- _Given data_:
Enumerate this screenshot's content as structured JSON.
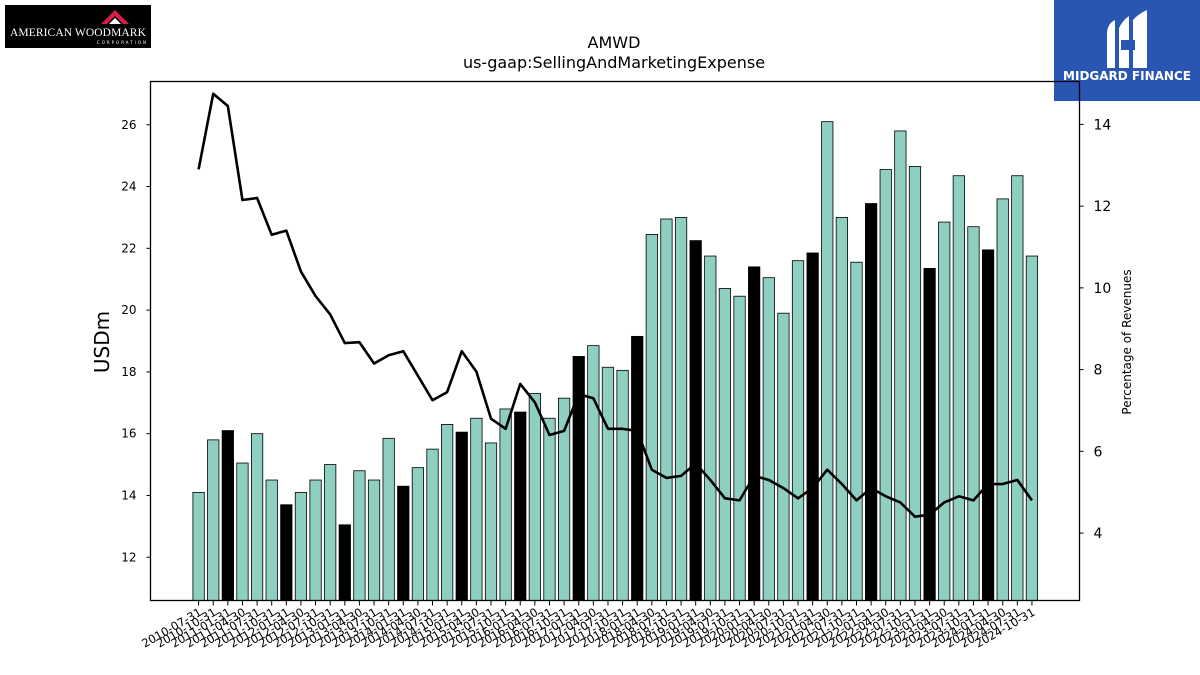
{
  "logos": {
    "left": {
      "name": "AMERICAN WOODMARK",
      "sub": "CORPORATION"
    },
    "right": {
      "name": "MIDGARD FINANCE"
    }
  },
  "colors": {
    "bar": "#8ecfc2",
    "bar_highlight": "#000000",
    "line": "#000000"
  },
  "chart_data": {
    "type": "bar",
    "title": "AMWD",
    "subtitle": "us-gaap:SellingAndMarketingExpense",
    "ylabel": "USDm",
    "y2label": "Percentage of Revenues",
    "ylim": [
      10.6,
      27.4
    ],
    "y2lim": [
      2.35,
      15.05
    ],
    "yticks": [
      12,
      14,
      16,
      18,
      20,
      22,
      24,
      26
    ],
    "y2ticks": [
      4,
      6,
      8,
      10,
      12,
      14
    ],
    "grid": false,
    "categories": [
      "2010-07-31",
      "2010-10-31",
      "2011-01-31",
      "2011-04-30",
      "2011-07-31",
      "2011-10-31",
      "2012-01-31",
      "2012-04-30",
      "2012-07-31",
      "2012-10-31",
      "2013-01-31",
      "2013-04-30",
      "2013-07-31",
      "2013-10-31",
      "2014-01-31",
      "2014-04-30",
      "2014-07-31",
      "2014-10-31",
      "2015-01-31",
      "2015-04-30",
      "2015-07-31",
      "2015-10-31",
      "2016-01-31",
      "2016-04-30",
      "2016-07-31",
      "2016-10-31",
      "2017-01-31",
      "2017-04-30",
      "2017-07-31",
      "2017-10-31",
      "2018-01-31",
      "2018-04-30",
      "2018-07-31",
      "2018-10-31",
      "2019-01-31",
      "2019-04-30",
      "2019-07-31",
      "2019-10-31",
      "2020-01-31",
      "2020-04-30",
      "2020-07-31",
      "2020-10-31",
      "2021-01-31",
      "2021-04-30",
      "2021-07-31",
      "2021-10-31",
      "2022-01-31",
      "2022-04-30",
      "2022-07-31",
      "2022-10-31",
      "2023-01-31",
      "2023-04-30",
      "2023-07-31",
      "2023-10-31",
      "2024-01-31",
      "2024-04-30",
      "2024-07-31",
      "2024-10-31"
    ],
    "xtick_labels": [
      "2010-07-31",
      "2010-10-31",
      "2011-01-31",
      "2011-04-30",
      "2011-07-31",
      "2011-10-31",
      "2012-01-31",
      "2012-04-30",
      "2012-07-31",
      "2012-10-31",
      "2013-01-31",
      "2013-04-30",
      "2013-07-31",
      "2013-10-31",
      "2014-01-31",
      "2014-04-30",
      "2014-07-31",
      "2014-10-31",
      "2015-01-31",
      "2015-04-30",
      "2015-07-31",
      "2015-10-31",
      "2016-01-31",
      "2016-04-30",
      "2016-07-31",
      "2016-10-31",
      "2017-01-31",
      "2017-04-30",
      "2017-07-31",
      "2017-10-31",
      "2018-01-31",
      "2018-04-30",
      "2018-07-31",
      "2018-10-31",
      "2019-01-31",
      "2019-04-30",
      "2019-07-31",
      "2019-10-31",
      "2020-01-31",
      "2020-04-30",
      "2020-07-31",
      "2020-10-31",
      "2021-01-31",
      "2021-04-30",
      "2021-07-31",
      "2021-10-31",
      "2022-01-31",
      "2022-04-30",
      "2022-07-31",
      "2022-10-31",
      "2023-01-31",
      "2023-04-30",
      "2023-07-31",
      "2023-10-31",
      "2024-01-31",
      "2024-04-30",
      "2024-07-31",
      "2024-10-31"
    ],
    "series": [
      {
        "type": "bar",
        "axis": "left",
        "values": [
          14.1,
          15.8,
          16.1,
          15.05,
          16.0,
          14.5,
          13.7,
          14.1,
          14.5,
          15.0,
          13.05,
          14.8,
          14.5,
          15.85,
          14.3,
          14.9,
          15.5,
          16.3,
          16.05,
          16.5,
          15.7,
          16.8,
          16.7,
          17.3,
          16.5,
          17.15,
          18.5,
          18.85,
          18.15,
          18.05,
          19.15,
          22.45,
          22.95,
          23.0,
          22.25,
          21.75,
          20.7,
          20.45,
          21.4,
          21.05,
          19.9,
          21.6,
          21.85,
          26.1,
          23.0,
          21.55,
          23.45,
          24.55,
          25.8,
          24.65,
          21.35,
          22.85,
          24.35,
          22.7,
          21.95,
          23.6,
          24.35,
          21.75
        ],
        "highlight": [
          false,
          false,
          true,
          false,
          false,
          false,
          true,
          false,
          false,
          false,
          true,
          false,
          false,
          false,
          true,
          false,
          false,
          false,
          true,
          false,
          false,
          false,
          true,
          false,
          false,
          false,
          true,
          false,
          false,
          false,
          true,
          false,
          false,
          false,
          true,
          false,
          false,
          false,
          true,
          false,
          false,
          false,
          true,
          false,
          false,
          false,
          true,
          false,
          false,
          false,
          true,
          false,
          false,
          false,
          true,
          false,
          false,
          false
        ]
      },
      {
        "type": "line",
        "axis": "right",
        "values": [
          12.9,
          14.75,
          14.45,
          12.15,
          12.2,
          11.3,
          11.4,
          10.4,
          9.8,
          9.35,
          8.65,
          8.67,
          8.15,
          8.35,
          8.45,
          7.85,
          7.25,
          7.45,
          8.45,
          7.95,
          6.8,
          6.55,
          7.65,
          7.2,
          6.4,
          6.5,
          7.4,
          7.3,
          6.55,
          6.55,
          6.5,
          5.55,
          5.35,
          5.4,
          5.7,
          5.3,
          4.85,
          4.8,
          5.4,
          5.3,
          5.1,
          4.85,
          5.1,
          5.55,
          5.2,
          4.8,
          5.1,
          4.9,
          4.75,
          4.4,
          4.45,
          4.75,
          4.9,
          4.8,
          5.2,
          5.2,
          5.3,
          4.8
        ]
      }
    ]
  }
}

- _Exercise details_:
All of the lines above should be retyped precisely, apart from the pictures.

- _Finished answer_:
Enumerate this screenshot's content as structured JSON.
{
  "logos": {
    "left": {
      "name": "AMERICAN WOODMARK",
      "sub": "CORPORATION"
    },
    "right": {
      "name": "MIDGARD FINANCE"
    }
  },
  "colors": {
    "bar": "#8ecfc2",
    "bar_highlight": "#000000",
    "line": "#000000"
  },
  "chart_data": {
    "type": "bar",
    "title": "AMWD",
    "subtitle": "us-gaap:SellingAndMarketingExpense",
    "ylabel": "USDm",
    "y2label": "Percentage of Revenues",
    "ylim": [
      10.6,
      27.4
    ],
    "y2lim": [
      2.35,
      15.05
    ],
    "yticks": [
      12,
      14,
      16,
      18,
      20,
      22,
      24,
      26
    ],
    "y2ticks": [
      4,
      6,
      8,
      10,
      12,
      14
    ],
    "grid": false,
    "categories": [
      "2010-07-31",
      "2010-10-31",
      "2011-01-31",
      "2011-04-30",
      "2011-07-31",
      "2011-10-31",
      "2012-01-31",
      "2012-04-30",
      "2012-07-31",
      "2012-10-31",
      "2013-01-31",
      "2013-04-30",
      "2013-07-31",
      "2013-10-31",
      "2014-01-31",
      "2014-04-30",
      "2014-07-31",
      "2014-10-31",
      "2015-01-31",
      "2015-04-30",
      "2015-07-31",
      "2015-10-31",
      "2016-01-31",
      "2016-04-30",
      "2016-07-31",
      "2016-10-31",
      "2017-01-31",
      "2017-04-30",
      "2017-07-31",
      "2017-10-31",
      "2018-01-31",
      "2018-04-30",
      "2018-07-31",
      "2018-10-31",
      "2019-01-31",
      "2019-04-30",
      "2019-07-31",
      "2019-10-31",
      "2020-01-31",
      "2020-04-30",
      "2020-07-31",
      "2020-10-31",
      "2021-01-31",
      "2021-04-30",
      "2021-07-31",
      "2021-10-31",
      "2022-01-31",
      "2022-04-30",
      "2022-07-31",
      "2022-10-31",
      "2023-01-31",
      "2023-04-30",
      "2023-07-31",
      "2023-10-31",
      "2024-01-31",
      "2024-04-30",
      "2024-07-31",
      "2024-10-31"
    ],
    "xtick_labels": [
      "2010-07-31",
      "2010-10-31",
      "2011-01-31",
      "2011-04-30",
      "2011-07-31",
      "2011-10-31",
      "2012-01-31",
      "2012-04-30",
      "2012-07-31",
      "2012-10-31",
      "2013-01-31",
      "2013-04-30",
      "2013-07-31",
      "2013-10-31",
      "2014-01-31",
      "2014-04-30",
      "2014-07-31",
      "2014-10-31",
      "2015-01-31",
      "2015-04-30",
      "2015-07-31",
      "2015-10-31",
      "2016-01-31",
      "2016-04-30",
      "2016-07-31",
      "2016-10-31",
      "2017-01-31",
      "2017-04-30",
      "2017-07-31",
      "2017-10-31",
      "2018-01-31",
      "2018-04-30",
      "2018-07-31",
      "2018-10-31",
      "2019-01-31",
      "2019-04-30",
      "2019-07-31",
      "2019-10-31",
      "2020-01-31",
      "2020-04-30",
      "2020-07-31",
      "2020-10-31",
      "2021-01-31",
      "2021-04-30",
      "2021-07-31",
      "2021-10-31",
      "2022-01-31",
      "2022-04-30",
      "2022-07-31",
      "2022-10-31",
      "2023-01-31",
      "2023-04-30",
      "2023-07-31",
      "2023-10-31",
      "2024-01-31",
      "2024-04-30",
      "2024-07-31",
      "2024-10-31"
    ],
    "series": [
      {
        "type": "bar",
        "axis": "left",
        "values": [
          14.1,
          15.8,
          16.1,
          15.05,
          16.0,
          14.5,
          13.7,
          14.1,
          14.5,
          15.0,
          13.05,
          14.8,
          14.5,
          15.85,
          14.3,
          14.9,
          15.5,
          16.3,
          16.05,
          16.5,
          15.7,
          16.8,
          16.7,
          17.3,
          16.5,
          17.15,
          18.5,
          18.85,
          18.15,
          18.05,
          19.15,
          22.45,
          22.95,
          23.0,
          22.25,
          21.75,
          20.7,
          20.45,
          21.4,
          21.05,
          19.9,
          21.6,
          21.85,
          26.1,
          23.0,
          21.55,
          23.45,
          24.55,
          25.8,
          24.65,
          21.35,
          22.85,
          24.35,
          22.7,
          21.95,
          23.6,
          24.35,
          21.75
        ],
        "highlight": [
          false,
          false,
          true,
          false,
          false,
          false,
          true,
          false,
          false,
          false,
          true,
          false,
          false,
          false,
          true,
          false,
          false,
          false,
          true,
          false,
          false,
          false,
          true,
          false,
          false,
          false,
          true,
          false,
          false,
          false,
          true,
          false,
          false,
          false,
          true,
          false,
          false,
          false,
          true,
          false,
          false,
          false,
          true,
          false,
          false,
          false,
          true,
          false,
          false,
          false,
          true,
          false,
          false,
          false,
          true,
          false,
          false,
          false
        ]
      },
      {
        "type": "line",
        "axis": "right",
        "values": [
          12.9,
          14.75,
          14.45,
          12.15,
          12.2,
          11.3,
          11.4,
          10.4,
          9.8,
          9.35,
          8.65,
          8.67,
          8.15,
          8.35,
          8.45,
          7.85,
          7.25,
          7.45,
          8.45,
          7.95,
          6.8,
          6.55,
          7.65,
          7.2,
          6.4,
          6.5,
          7.4,
          7.3,
          6.55,
          6.55,
          6.5,
          5.55,
          5.35,
          5.4,
          5.7,
          5.3,
          4.85,
          4.8,
          5.4,
          5.3,
          5.1,
          4.85,
          5.1,
          5.55,
          5.2,
          4.8,
          5.1,
          4.9,
          4.75,
          4.4,
          4.45,
          4.75,
          4.9,
          4.8,
          5.2,
          5.2,
          5.3,
          4.8
        ]
      }
    ]
  }
}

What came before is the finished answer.